- _What you are asked to do_
Every line below is to be quoted exactly, with nothing added or dropped.

- _Exercise materials_
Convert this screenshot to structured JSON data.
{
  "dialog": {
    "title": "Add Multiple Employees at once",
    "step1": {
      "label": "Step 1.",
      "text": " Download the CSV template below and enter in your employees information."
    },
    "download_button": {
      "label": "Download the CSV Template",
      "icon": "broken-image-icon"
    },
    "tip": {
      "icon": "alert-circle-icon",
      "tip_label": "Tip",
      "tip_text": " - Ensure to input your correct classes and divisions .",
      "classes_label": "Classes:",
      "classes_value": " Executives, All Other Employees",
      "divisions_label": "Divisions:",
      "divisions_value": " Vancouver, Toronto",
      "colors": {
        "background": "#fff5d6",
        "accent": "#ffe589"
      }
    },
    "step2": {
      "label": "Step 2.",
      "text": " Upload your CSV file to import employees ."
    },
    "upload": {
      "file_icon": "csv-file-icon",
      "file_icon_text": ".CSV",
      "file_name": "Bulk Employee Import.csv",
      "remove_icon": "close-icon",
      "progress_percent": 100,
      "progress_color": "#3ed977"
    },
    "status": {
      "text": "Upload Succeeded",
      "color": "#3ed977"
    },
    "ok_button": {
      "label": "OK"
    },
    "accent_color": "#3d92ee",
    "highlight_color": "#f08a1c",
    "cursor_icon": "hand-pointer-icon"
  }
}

- _Answer to the task_
Convert this screenshot to structured JSON data.
{
  "dialog": {
    "title": "Add Multiple Employees at once",
    "step1": {
      "label": "Step 1.",
      "text": " Download the CSV template below and enter in your employees information."
    },
    "download_button": {
      "label": "Download the CSV Template",
      "icon": "broken-image-icon"
    },
    "tip": {
      "icon": "alert-circle-icon",
      "tip_label": "Tip",
      "tip_text": " - Ensure to input your correct classes and divisions .",
      "classes_label": "Classes:",
      "classes_value": " Executives, All Other Employees",
      "divisions_label": "Divisions:",
      "divisions_value": " Vancouver, Toronto",
      "colors": {
        "background": "#fff5d6",
        "accent": "#ffe589"
      }
    },
    "step2": {
      "label": "Step 2.",
      "text": " Upload your CSV file to import employees ."
    },
    "upload": {
      "file_icon": "csv-file-icon",
      "file_icon_text": ".CSV",
      "file_name": "Bulk Employee Import.csv",
      "remove_icon": "close-icon",
      "progress_percent": 100,
      "progress_color": "#3ed977"
    },
    "status": {
      "text": "Upload Succeeded",
      "color": "#3ed977"
    },
    "ok_button": {
      "label": "OK"
    },
    "accent_color": "#3d92ee",
    "highlight_color": "#f08a1c",
    "cursor_icon": "hand-pointer-icon"
  }
}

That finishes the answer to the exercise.